Data provided -
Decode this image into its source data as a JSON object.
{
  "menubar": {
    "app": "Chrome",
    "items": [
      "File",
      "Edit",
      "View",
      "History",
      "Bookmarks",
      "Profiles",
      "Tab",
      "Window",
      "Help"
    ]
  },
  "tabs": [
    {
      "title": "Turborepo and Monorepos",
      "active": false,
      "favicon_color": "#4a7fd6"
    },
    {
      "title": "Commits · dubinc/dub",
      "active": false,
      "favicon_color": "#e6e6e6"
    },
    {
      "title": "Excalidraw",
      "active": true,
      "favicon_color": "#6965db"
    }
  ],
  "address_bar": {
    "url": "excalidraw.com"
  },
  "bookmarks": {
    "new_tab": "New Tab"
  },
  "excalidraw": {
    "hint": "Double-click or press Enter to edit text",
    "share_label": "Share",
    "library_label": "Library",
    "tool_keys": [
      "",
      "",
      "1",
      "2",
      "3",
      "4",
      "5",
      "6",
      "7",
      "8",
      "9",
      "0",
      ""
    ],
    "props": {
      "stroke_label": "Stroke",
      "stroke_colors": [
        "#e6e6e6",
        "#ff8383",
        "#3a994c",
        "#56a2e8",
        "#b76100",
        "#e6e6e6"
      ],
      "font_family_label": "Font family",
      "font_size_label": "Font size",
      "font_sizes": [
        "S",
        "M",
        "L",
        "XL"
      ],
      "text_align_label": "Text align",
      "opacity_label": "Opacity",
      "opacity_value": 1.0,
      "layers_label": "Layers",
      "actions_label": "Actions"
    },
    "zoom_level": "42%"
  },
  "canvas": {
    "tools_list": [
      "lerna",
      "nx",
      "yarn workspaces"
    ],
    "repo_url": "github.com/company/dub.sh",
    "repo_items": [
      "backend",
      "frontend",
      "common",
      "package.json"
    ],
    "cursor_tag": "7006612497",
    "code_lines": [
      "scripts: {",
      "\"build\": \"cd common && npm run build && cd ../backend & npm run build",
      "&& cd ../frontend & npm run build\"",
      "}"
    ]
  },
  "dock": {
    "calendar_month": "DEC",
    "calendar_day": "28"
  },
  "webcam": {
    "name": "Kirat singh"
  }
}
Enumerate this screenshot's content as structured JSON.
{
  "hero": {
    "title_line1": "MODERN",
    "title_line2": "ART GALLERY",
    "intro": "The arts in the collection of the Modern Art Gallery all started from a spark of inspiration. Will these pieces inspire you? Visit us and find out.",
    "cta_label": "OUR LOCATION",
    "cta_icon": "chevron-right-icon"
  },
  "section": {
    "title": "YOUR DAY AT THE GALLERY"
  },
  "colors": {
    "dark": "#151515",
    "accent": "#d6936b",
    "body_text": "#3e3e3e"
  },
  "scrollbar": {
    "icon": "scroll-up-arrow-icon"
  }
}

Exercise description - Every entry should be printed again exactly as written.

Answer to this exercise -
Decode this image into its source data as a JSON object.
{
  "menubar": {
    "app": "Chrome",
    "items": [
      "File",
      "Edit",
      "View",
      "History",
      "Bookmarks",
      "Profiles",
      "Tab",
      "Window",
      "Help"
    ]
  },
  "tabs": [
    {
      "title": "Turborepo and Monorepos",
      "active": false,
      "favicon_color": "#4a7fd6"
    },
    {
      "title": "Commits · dubinc/dub",
      "active": false,
      "favicon_color": "#e6e6e6"
    },
    {
      "title": "Excalidraw",
      "active": true,
      "favicon_color": "#6965db"
    }
  ],
  "address_bar": {
    "url": "excalidraw.com"
  },
  "bookmarks": {
    "new_tab": "New Tab"
  },
  "excalidraw": {
    "hint": "Double-click or press Enter to edit text",
    "share_label": "Share",
    "library_label": "Library",
    "tool_keys": [
      "",
      "",
      "1",
      "2",
      "3",
      "4",
      "5",
      "6",
      "7",
      "8",
      "9",
      "0",
      ""
    ],
    "props": {
      "stroke_label": "Stroke",
      "stroke_colors": [
        "#e6e6e6",
        "#ff8383",
        "#3a994c",
        "#56a2e8",
        "#b76100",
        "#e6e6e6"
      ],
      "font_family_label": "Font family",
      "font_size_label": "Font size",
      "font_sizes": [
        "S",
        "M",
        "L",
        "XL"
      ],
      "text_align_label": "Text align",
      "opacity_label": "Opacity",
      "opacity_value": 1.0,
      "layers_label": "Layers",
      "actions_label": "Actions"
    },
    "zoom_level": "42%"
  },
  "canvas": {
    "tools_list": [
      "lerna",
      "nx",
      "yarn workspaces"
    ],
    "repo_url": "github.com/company/dub.sh",
    "repo_items": [
      "backend",
      "frontend",
      "common",
      "package.json"
    ],
    "cursor_tag": "7006612497",
    "code_lines": [
      "scripts: {",
      "\"build\": \"cd common && npm run build && cd ../backend & npm run build",
      "&& cd ../frontend & npm run build\"",
      "}"
    ]
  },
  "dock": {
    "calendar_month": "DEC",
    "calendar_day": "28"
  },
  "webcam": {
    "name": "Kirat singh"
  }
}
Enumerate this screenshot's content as structured JSON.
{
  "hero": {
    "title_line1": "MODERN",
    "title_line2": "ART GALLERY",
    "intro": "The arts in the collection of the Modern Art Gallery all started from a spark of inspiration. Will these pieces inspire you? Visit us and find out.",
    "cta_label": "OUR LOCATION",
    "cta_icon": "chevron-right-icon"
  },
  "section": {
    "title": "YOUR DAY AT THE GALLERY"
  },
  "colors": {
    "dark": "#151515",
    "accent": "#d6936b",
    "body_text": "#3e3e3e"
  },
  "scrollbar": {
    "icon": "scroll-up-arrow-icon"
  }
}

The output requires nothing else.